## SHORT PROBLEM
Each entry below should be reproduced character for character.

########

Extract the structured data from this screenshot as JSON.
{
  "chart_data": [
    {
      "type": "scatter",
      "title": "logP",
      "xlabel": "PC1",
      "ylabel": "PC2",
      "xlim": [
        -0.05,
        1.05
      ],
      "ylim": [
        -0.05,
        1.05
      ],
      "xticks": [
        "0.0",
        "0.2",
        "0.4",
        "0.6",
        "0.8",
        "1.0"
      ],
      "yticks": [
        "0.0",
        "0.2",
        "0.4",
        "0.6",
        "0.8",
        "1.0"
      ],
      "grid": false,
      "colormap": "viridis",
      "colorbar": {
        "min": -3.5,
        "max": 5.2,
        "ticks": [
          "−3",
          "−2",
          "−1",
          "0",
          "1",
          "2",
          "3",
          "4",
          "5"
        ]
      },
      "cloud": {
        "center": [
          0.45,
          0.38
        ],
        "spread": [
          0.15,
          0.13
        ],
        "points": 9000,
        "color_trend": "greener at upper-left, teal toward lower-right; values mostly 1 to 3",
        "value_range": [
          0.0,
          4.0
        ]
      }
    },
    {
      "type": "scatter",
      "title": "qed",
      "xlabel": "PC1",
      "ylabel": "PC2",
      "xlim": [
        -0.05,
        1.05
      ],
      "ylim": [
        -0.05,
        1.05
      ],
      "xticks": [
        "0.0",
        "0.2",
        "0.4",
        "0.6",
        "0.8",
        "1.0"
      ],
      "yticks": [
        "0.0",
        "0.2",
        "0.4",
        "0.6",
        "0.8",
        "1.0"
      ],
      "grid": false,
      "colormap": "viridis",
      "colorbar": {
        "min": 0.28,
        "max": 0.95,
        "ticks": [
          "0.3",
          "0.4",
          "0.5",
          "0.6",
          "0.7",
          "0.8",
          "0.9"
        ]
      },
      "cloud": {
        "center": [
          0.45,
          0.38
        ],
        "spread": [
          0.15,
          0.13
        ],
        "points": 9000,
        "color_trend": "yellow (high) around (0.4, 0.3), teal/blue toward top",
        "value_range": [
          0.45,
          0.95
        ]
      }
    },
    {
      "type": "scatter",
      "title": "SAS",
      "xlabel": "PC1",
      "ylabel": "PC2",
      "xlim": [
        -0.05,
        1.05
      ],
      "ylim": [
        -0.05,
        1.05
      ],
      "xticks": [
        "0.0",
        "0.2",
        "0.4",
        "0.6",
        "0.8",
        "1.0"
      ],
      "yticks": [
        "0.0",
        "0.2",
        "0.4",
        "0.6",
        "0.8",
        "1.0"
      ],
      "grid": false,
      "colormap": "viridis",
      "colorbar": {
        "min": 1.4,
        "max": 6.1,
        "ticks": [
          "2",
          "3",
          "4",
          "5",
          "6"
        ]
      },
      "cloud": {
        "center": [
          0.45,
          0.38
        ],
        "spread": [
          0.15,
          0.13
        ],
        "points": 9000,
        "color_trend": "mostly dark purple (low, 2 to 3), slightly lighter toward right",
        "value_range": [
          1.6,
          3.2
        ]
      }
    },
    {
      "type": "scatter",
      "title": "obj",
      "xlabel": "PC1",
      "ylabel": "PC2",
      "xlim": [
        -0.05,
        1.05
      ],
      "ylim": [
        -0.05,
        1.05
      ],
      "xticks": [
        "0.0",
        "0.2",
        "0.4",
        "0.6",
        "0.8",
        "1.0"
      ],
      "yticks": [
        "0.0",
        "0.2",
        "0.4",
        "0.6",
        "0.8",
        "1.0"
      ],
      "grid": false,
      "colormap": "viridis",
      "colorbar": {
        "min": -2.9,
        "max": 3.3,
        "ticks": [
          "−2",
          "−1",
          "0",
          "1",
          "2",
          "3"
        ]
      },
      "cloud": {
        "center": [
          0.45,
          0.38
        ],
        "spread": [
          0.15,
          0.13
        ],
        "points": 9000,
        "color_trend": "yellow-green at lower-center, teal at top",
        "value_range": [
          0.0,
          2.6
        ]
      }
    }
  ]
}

########

## FINAL RESULT
Extract the structured data from this screenshot as JSON.
{
  "chart_data": [
    {
      "type": "scatter",
      "title": "logP",
      "xlabel": "PC1",
      "ylabel": "PC2",
      "xlim": [
        -0.05,
        1.05
      ],
      "ylim": [
        -0.05,
        1.05
      ],
      "xticks": [
        "0.0",
        "0.2",
        "0.4",
        "0.6",
        "0.8",
        "1.0"
      ],
      "yticks": [
        "0.0",
        "0.2",
        "0.4",
        "0.6",
        "0.8",
        "1.0"
      ],
      "grid": false,
      "colormap": "viridis",
      "colorbar": {
        "min": -3.5,
        "max": 5.2,
        "ticks": [
          "−3",
          "−2",
          "−1",
          "0",
          "1",
          "2",
          "3",
          "4",
          "5"
        ]
      },
      "cloud": {
        "center": [
          0.45,
          0.38
        ],
        "spread": [
          0.15,
          0.13
        ],
        "points": 9000,
        "color_trend": "greener at upper-left, teal toward lower-right; values mostly 1 to 3",
        "value_range": [
          0.0,
          4.0
        ]
      }
    },
    {
      "type": "scatter",
      "title": "qed",
      "xlabel": "PC1",
      "ylabel": "PC2",
      "xlim": [
        -0.05,
        1.05
      ],
      "ylim": [
        -0.05,
        1.05
      ],
      "xticks": [
        "0.0",
        "0.2",
        "0.4",
        "0.6",
        "0.8",
        "1.0"
      ],
      "yticks": [
        "0.0",
        "0.2",
        "0.4",
        "0.6",
        "0.8",
        "1.0"
      ],
      "grid": false,
      "colormap": "viridis",
      "colorbar": {
        "min": 0.28,
        "max": 0.95,
        "ticks": [
          "0.3",
          "0.4",
          "0.5",
          "0.6",
          "0.7",
          "0.8",
          "0.9"
        ]
      },
      "cloud": {
        "center": [
          0.45,
          0.38
        ],
        "spread": [
          0.15,
          0.13
        ],
        "points": 9000,
        "color_trend": "yellow (high) around (0.4, 0.3), teal/blue toward top",
        "value_range": [
          0.45,
          0.95
        ]
      }
    },
    {
      "type": "scatter",
      "title": "SAS",
      "xlabel": "PC1",
      "ylabel": "PC2",
      "xlim": [
        -0.05,
        1.05
      ],
      "ylim": [
        -0.05,
        1.05
      ],
      "xticks": [
        "0.0",
        "0.2",
        "0.4",
        "0.6",
        "0.8",
        "1.0"
      ],
      "yticks": [
        "0.0",
        "0.2",
        "0.4",
        "0.6",
        "0.8",
        "1.0"
      ],
      "grid": false,
      "colormap": "viridis",
      "colorbar": {
        "min": 1.4,
        "max": 6.1,
        "ticks": [
          "2",
          "3",
          "4",
          "5",
          "6"
        ]
      },
      "cloud": {
        "center": [
          0.45,
          0.38
        ],
        "spread": [
          0.15,
          0.13
        ],
        "points": 9000,
        "color_trend": "mostly dark purple (low, 2 to 3), slightly lighter toward right",
        "value_range": [
          1.6,
          3.2
        ]
      }
    },
    {
      "type": "scatter",
      "title": "obj",
      "xlabel": "PC1",
      "ylabel": "PC2",
      "xlim": [
        -0.05,
        1.05
      ],
      "ylim": [
        -0.05,
        1.05
      ],
      "xticks": [
        "0.0",
        "0.2",
        "0.4",
        "0.6",
        "0.8",
        "1.0"
      ],
      "yticks": [
        "0.0",
        "0.2",
        "0.4",
        "0.6",
        "0.8",
        "1.0"
      ],
      "grid": false,
      "colormap": "viridis",
      "colorbar": {
        "min": -2.9,
        "max": 3.3,
        "ticks": [
          "−2",
          "−1",
          "0",
          "1",
          "2",
          "3"
        ]
      },
      "cloud": {
        "center": [
          0.45,
          0.38
        ],
        "spread": [
          0.15,
          0.13
        ],
        "points": 9000,
        "color_trend": "yellow-green at lower-center, teal at top",
        "value_range": [
          0.0,
          2.6
        ]
      }
    }
  ]
}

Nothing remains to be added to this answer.